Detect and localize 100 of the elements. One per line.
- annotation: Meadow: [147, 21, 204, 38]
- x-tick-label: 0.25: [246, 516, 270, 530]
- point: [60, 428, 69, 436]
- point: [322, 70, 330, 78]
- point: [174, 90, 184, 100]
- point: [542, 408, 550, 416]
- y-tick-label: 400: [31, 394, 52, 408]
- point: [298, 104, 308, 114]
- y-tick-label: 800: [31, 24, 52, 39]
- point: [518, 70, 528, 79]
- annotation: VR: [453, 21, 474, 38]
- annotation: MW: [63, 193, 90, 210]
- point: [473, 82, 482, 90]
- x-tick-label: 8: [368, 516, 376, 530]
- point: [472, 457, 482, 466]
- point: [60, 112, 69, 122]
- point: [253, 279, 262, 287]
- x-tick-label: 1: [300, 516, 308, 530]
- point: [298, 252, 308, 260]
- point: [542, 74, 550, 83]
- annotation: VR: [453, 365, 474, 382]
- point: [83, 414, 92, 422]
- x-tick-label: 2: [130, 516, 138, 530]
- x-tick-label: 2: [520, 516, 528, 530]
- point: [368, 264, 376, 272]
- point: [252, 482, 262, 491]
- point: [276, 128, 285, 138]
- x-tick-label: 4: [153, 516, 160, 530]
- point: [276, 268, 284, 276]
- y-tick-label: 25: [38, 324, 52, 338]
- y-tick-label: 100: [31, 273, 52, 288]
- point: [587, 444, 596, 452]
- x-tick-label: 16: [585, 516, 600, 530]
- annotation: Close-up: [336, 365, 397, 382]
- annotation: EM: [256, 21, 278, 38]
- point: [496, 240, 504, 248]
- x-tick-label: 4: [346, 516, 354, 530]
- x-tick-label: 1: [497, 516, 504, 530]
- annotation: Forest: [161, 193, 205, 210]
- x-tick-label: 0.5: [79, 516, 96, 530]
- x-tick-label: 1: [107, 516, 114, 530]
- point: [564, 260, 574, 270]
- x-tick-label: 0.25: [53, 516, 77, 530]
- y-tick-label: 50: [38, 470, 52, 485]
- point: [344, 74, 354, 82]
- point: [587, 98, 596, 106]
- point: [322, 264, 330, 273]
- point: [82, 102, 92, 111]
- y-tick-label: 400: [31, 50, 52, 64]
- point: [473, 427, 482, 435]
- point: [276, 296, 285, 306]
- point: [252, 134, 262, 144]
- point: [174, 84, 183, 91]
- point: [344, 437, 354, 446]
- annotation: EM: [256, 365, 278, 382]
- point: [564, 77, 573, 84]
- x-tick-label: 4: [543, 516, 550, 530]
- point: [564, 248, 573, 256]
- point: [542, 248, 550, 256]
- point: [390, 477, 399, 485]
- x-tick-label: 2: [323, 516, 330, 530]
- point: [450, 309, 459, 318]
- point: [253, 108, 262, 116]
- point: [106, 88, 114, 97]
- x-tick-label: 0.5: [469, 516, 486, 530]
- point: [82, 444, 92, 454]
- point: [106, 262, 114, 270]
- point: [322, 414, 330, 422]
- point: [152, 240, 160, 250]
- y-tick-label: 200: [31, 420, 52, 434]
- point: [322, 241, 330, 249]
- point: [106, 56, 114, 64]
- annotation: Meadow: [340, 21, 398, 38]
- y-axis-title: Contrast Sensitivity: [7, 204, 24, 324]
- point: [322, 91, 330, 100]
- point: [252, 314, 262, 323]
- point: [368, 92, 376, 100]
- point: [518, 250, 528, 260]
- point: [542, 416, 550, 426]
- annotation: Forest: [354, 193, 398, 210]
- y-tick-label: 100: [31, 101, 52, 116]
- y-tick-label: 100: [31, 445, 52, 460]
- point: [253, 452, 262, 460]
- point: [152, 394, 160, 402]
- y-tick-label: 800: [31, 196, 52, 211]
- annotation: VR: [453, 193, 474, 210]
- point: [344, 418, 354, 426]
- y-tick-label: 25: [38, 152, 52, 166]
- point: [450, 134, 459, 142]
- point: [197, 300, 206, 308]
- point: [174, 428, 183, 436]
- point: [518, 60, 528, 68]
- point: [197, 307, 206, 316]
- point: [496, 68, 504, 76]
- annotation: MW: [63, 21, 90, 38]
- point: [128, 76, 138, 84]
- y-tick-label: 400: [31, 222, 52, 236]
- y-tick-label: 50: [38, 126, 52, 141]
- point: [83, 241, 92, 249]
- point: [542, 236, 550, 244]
● ● ● ● ● ● ●
_Written task_.
Tally how many lines of the records above contain the word "Forest". Reply with the number alone.

_Answer in full_.
2